» EXERCISE BRIEF
Exactly and only the lines from the one with "What text is on this page?" through the end of the listing are to be transcribed, both ends included.

» INPUT ROWS
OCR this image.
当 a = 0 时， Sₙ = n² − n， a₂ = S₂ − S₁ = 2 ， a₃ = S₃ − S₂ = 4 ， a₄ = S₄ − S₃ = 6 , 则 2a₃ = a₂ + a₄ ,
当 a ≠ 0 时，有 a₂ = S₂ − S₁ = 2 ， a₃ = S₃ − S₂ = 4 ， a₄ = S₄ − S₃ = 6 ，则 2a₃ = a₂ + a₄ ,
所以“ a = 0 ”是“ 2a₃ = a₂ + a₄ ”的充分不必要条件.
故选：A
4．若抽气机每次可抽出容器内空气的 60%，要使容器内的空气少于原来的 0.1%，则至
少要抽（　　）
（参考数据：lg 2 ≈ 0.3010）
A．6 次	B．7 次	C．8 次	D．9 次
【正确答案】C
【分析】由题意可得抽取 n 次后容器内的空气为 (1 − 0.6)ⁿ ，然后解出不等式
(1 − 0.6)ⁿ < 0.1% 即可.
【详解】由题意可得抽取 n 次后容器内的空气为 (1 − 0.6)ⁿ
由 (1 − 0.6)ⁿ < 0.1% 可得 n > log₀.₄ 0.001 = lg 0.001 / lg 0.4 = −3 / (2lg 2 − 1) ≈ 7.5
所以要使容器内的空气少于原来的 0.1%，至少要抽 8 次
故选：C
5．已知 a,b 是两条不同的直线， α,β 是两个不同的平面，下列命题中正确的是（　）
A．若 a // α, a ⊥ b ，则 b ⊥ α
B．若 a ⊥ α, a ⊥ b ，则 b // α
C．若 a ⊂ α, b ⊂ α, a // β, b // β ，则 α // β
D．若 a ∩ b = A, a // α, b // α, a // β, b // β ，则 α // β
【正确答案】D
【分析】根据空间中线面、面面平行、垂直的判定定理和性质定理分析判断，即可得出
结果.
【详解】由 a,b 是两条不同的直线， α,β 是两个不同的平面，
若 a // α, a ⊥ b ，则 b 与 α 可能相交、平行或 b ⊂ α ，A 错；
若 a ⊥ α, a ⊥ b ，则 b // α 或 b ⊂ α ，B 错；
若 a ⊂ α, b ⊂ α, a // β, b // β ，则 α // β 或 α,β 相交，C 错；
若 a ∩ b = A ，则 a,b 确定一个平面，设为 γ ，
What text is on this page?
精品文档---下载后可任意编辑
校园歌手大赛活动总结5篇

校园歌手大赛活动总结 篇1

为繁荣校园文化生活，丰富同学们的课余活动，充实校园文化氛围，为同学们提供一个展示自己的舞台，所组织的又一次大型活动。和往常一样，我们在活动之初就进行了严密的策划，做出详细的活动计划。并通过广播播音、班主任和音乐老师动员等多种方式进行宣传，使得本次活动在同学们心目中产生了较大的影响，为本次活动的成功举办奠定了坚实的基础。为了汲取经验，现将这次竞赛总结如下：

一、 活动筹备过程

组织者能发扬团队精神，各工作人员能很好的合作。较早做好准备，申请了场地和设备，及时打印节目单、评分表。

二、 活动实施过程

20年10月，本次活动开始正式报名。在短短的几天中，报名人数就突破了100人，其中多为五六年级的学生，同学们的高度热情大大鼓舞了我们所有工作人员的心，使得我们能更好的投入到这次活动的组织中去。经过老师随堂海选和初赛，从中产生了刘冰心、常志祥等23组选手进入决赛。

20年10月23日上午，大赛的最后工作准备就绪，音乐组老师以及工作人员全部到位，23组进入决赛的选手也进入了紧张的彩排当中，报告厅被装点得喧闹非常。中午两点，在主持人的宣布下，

» RESULT
What text is on this page?
精品文档---下载后可任意编辑
校园歌手大赛活动总结5篇

校园歌手大赛活动总结 篇1

为繁荣校园文化生活，丰富同学们的课余活动，充实校园文化氛围，为同学们提供一个展示自己的舞台，所组织的又一次大型活动。和往常一样，我们在活动之初就进行了严密的策划，做出详细的活动计划。并通过广播播音、班主任和音乐老师动员等多种方式进行宣传，使得本次活动在同学们心目中产生了较大的影响，为本次活动的成功举办奠定了坚实的基础。为了汲取经验，现将这次竞赛总结如下：

一、 活动筹备过程

组织者能发扬团队精神，各工作人员能很好的合作。较早做好准备，申请了场地和设备，及时打印节目单、评分表。

二、 活动实施过程

20年10月，本次活动开始正式报名。在短短的几天中，报名人数就突破了100人，其中多为五六年级的学生，同学们的高度热情大大鼓舞了我们所有工作人员的心，使得我们能更好的投入到这次活动的组织中去。经过老师随堂海选和初赛，从中产生了刘冰心、常志祥等23组选手进入决赛。

20年10月23日上午，大赛的最后工作准备就绪，音乐组老师以及工作人员全部到位，23组进入决赛的选手也进入了紧张的彩排当中，报告厅被装点得喧闹非常。中午两点，在主持人的宣布下，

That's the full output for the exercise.